EJERCICIO A :: Reescriba los registros desde su inicio hasta la línea que contiene "favorites-cards: All tasks", ambas inclusive, cambiando "fav-card-title" por "favorite-title" y dejando todo lo demás intacto.

───── TEXTO SELECCIONADO ─────

El tigre latigado, la poesía de Eduardo Lizalde

 

Por Jorge Mendoza Romero


 

El albatros en el aire

En un conocido ensayo sobre Luis Cernuda, Jaime Gil de Biedma estableció que la identidad es efecto de una ambivalencia: el hombre se considera unas veces como un hijo de dios y otras tantas como un hijo de vecino. Es uno o es uno entre tantos. Tal ambivalencia —refiere el poeta español— es el punto de partida de todo poema contemporáneo.

                Aproximadamente desde el Romanticismo hasta la mitad del siglo pasado, el poeta encarnó bajo su filiación divina: pararrayos celeste (Darío), pequeño dios (Huidobro), hombre de dios (Gorostiza). En “El albatros” de Baudelaire quedó sellada esta condición doble: en vuelo los albatros —imagen del poeta— son “príncipes de las nubes” pero exiliados en la tierra “sus alas de gigante les impiden la marcha”. Para realizar su filiación divina, el poeta necesitó de un procedimiento verbal que le permitiese erigir un mundo que, tras un aparente caos, se comunica y se ordena. De este modo la metáfora se convirtió en la raíz del árbol de la estética simbolista, donde crecieron grandes preguntas metafísicas.

        Hacia la mitad del siglo XX el árbol había dado frutos distintos pero emparentados porque cada uno, de una u otra manera, enarboló la metáfora: la poesía pura y el surrealismo; y frutos hispanoamericanos de inspiración europea: el modernismo, el creacionismo, el ultraísmo o el estridentismo entre nosotros. El rango de asociación de los objetos de la metáfora quizá sea uno de los puntos de referencia para calcular la distancia que separa a poemas como Altazor y Cántico, por ejemplo. Sin embargo en 1950, sólo por referir una fecha aproximada, las ramas habían colmado su altura. No quiero decir que después de este punto la metáfora se exiliara del poema. Siguió y seguirá practicándose sólo que abandonó el sitio de privilegio —la poesía de Eduardo Lizalde es precisamente una continuación del uso de la metáfora pero al servicio del poeta en tanto hijo de vecino. Y junto a este gesto de retirada, hay un debilitamiento del poeta como hijo de dios.

La estética simbolista adquirió rostro en México a través del modernismo durante los últimos años del siglo XIX y las primeras dos décadas del siguiente. A través de la generación de Contemporáneos —a excepción de Salvador Novo— conquistó su punto cimero,  Muerte sin fin de 1939. La generación de Taller incorporó los gestos surrealistas de la Generación del 27 y de Pablo Neruda. Efraín Huerta extendió su ciclo simbolista hasta los primeros años setenta cuando brota una miniatura verbal que encierra un golpe de ironía, los poemínimos. En el caso de Octavio Paz su poesía es un tránsito calculado por cada una de las notas de la estética simbolista en todos sus libros. Alí Chumacero es una íntima pausa y resumen antes de que se vuelva necesario resolver el problema hermenéutico de escribir poesía más allá de las coordenadas de la estética simbolista.

───── INFORMACIÓN PROPORCIONADA ─────

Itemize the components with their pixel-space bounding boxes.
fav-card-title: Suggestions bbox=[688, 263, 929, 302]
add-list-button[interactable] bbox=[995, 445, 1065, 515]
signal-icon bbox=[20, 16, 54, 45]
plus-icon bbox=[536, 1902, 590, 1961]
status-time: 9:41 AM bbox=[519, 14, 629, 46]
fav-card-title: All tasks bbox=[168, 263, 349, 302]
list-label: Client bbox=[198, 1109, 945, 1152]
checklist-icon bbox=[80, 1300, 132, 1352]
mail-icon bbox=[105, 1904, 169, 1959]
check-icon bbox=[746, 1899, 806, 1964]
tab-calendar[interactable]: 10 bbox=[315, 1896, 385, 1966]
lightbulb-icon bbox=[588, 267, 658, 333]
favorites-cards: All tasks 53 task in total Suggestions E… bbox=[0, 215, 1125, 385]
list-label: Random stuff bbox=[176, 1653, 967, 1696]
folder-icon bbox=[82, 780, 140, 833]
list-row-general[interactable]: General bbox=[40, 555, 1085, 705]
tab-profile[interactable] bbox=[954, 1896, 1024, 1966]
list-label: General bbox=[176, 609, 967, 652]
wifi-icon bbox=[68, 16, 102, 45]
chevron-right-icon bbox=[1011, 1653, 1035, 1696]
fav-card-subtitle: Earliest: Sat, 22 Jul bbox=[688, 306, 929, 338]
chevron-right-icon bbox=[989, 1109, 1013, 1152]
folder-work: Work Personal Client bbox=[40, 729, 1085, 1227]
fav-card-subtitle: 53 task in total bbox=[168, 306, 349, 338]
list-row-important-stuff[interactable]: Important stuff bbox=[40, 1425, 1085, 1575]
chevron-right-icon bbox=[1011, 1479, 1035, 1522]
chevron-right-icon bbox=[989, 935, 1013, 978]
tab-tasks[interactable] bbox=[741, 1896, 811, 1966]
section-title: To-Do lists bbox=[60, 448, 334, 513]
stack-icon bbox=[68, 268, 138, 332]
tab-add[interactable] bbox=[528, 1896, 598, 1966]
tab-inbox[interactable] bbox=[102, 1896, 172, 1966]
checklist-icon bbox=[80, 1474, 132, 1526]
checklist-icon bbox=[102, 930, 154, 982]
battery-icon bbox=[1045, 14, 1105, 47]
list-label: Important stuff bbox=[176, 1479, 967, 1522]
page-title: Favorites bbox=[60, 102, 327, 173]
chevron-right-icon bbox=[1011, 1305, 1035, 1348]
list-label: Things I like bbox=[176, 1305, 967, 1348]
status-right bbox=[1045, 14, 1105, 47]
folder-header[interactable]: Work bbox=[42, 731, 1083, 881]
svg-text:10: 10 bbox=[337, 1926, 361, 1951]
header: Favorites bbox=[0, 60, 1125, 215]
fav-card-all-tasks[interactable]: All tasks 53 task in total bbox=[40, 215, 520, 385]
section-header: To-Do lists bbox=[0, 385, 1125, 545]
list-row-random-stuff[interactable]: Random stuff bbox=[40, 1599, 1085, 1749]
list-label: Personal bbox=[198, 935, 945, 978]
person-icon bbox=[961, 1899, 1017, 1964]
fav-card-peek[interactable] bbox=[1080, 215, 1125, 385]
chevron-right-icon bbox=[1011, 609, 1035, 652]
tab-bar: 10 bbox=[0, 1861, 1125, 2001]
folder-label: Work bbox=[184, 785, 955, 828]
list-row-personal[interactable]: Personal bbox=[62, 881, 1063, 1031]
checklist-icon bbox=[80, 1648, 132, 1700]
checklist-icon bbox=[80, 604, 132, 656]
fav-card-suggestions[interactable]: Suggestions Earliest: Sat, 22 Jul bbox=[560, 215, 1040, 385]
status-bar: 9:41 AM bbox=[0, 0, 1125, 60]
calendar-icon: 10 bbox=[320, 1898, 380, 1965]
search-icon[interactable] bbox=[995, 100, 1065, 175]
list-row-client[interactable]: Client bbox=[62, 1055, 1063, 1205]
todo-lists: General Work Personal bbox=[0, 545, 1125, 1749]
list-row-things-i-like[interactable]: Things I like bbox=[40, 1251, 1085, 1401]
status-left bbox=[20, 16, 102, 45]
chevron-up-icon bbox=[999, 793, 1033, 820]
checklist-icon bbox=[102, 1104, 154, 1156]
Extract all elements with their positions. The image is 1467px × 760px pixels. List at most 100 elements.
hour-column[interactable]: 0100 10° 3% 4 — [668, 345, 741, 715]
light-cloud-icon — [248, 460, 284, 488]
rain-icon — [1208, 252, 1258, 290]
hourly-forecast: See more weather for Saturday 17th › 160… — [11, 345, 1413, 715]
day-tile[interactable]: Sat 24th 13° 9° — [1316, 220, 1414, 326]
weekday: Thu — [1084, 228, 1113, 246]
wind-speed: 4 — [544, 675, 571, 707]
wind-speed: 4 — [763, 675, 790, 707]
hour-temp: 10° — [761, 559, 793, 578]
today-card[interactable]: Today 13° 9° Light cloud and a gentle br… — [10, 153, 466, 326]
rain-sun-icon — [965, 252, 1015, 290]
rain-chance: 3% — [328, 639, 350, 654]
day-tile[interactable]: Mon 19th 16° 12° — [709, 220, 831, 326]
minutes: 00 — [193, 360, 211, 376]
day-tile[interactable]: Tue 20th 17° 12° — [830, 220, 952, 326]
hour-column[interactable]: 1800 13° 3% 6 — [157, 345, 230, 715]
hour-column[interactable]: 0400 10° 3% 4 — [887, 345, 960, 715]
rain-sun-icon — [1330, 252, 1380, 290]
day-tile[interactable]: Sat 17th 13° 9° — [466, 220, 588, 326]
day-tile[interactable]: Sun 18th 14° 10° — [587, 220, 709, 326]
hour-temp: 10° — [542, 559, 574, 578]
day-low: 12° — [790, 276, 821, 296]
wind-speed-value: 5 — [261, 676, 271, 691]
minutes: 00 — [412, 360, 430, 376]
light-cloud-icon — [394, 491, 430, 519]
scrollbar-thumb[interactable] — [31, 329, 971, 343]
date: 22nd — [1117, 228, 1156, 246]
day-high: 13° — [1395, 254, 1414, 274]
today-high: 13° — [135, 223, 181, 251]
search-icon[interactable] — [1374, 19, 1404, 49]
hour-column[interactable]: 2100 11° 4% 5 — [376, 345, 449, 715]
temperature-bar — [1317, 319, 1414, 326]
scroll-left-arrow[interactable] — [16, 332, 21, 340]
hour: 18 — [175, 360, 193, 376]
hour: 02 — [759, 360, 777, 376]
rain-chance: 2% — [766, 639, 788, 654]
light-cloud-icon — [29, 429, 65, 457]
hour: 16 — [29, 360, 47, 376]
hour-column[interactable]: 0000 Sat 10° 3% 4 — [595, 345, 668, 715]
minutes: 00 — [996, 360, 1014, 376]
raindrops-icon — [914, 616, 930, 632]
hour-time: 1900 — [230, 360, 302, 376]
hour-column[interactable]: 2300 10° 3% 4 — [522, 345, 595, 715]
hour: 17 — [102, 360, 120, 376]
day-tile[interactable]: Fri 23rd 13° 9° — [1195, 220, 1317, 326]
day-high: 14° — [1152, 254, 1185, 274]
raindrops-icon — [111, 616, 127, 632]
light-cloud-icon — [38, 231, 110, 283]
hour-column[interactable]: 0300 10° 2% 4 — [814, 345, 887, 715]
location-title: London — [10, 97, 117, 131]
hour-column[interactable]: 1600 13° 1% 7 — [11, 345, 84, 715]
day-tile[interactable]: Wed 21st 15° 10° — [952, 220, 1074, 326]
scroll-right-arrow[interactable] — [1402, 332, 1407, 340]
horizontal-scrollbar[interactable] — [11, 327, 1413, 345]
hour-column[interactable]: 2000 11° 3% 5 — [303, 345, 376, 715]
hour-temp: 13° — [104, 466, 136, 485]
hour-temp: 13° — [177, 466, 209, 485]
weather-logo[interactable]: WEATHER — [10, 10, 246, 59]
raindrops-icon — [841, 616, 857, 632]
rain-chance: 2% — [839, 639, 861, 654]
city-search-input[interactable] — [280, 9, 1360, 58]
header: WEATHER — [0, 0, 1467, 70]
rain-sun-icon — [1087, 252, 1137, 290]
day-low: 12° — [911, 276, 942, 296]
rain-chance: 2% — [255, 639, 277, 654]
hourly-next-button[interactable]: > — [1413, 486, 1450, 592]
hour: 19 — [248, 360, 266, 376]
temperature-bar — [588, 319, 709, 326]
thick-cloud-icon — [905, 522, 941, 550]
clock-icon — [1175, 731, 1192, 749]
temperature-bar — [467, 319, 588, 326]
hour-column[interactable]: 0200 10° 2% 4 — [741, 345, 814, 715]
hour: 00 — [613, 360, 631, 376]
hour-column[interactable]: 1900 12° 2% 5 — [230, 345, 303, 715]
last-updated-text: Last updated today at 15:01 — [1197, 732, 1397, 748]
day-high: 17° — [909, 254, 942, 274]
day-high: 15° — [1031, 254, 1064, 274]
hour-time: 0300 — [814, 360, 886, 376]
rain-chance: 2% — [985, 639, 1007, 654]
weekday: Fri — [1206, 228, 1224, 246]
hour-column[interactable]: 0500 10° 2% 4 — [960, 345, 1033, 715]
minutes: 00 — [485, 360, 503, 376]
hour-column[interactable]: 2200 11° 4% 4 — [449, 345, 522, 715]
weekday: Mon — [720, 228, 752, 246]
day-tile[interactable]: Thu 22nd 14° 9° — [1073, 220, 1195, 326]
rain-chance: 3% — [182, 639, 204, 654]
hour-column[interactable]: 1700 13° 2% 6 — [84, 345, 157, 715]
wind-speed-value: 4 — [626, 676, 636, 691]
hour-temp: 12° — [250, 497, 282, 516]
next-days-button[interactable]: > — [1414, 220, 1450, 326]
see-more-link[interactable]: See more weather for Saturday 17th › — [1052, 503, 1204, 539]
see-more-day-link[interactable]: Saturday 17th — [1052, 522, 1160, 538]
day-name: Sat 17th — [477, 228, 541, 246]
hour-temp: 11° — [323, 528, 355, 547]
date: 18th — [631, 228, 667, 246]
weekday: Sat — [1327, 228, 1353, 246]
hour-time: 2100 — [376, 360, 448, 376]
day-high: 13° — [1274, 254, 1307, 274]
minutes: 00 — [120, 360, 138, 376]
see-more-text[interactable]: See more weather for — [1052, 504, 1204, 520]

─────

EJERCICIO B :: Enumere las corrientes poéticas que el texto sobre la poesía de Eduardo Lizalde presenta como frutos del árbol de la estética simbolista hacia la mitad del siglo XX.

RESPUESTA ESPERADA A ::
Itemize the components with their pixel-space bounding boxes.
favorite-title: Suggestions bbox=[688, 263, 929, 302]
add-list-button[interactable] bbox=[995, 445, 1065, 515]
signal-icon bbox=[20, 16, 54, 45]
plus-icon bbox=[536, 1902, 590, 1961]
status-time: 9:41 AM bbox=[519, 14, 629, 46]
favorite-title: All tasks bbox=[168, 263, 349, 302]
list-label: Client bbox=[198, 1109, 945, 1152]
checklist-icon bbox=[80, 1300, 132, 1352]
mail-icon bbox=[105, 1904, 169, 1959]
check-icon bbox=[746, 1899, 806, 1964]
tab-calendar[interactable]: 10 bbox=[315, 1896, 385, 1966]
lightbulb-icon bbox=[588, 267, 658, 333]
favorites-cards: All tasks 53 task in total Suggestions E… bbox=[0, 215, 1125, 385]

RESPUESTA ESPERADA B ::
- La poesía pura
- El surrealismo
- El modernismo
- El creacionismo
- El ultraísmo
- El estridentismo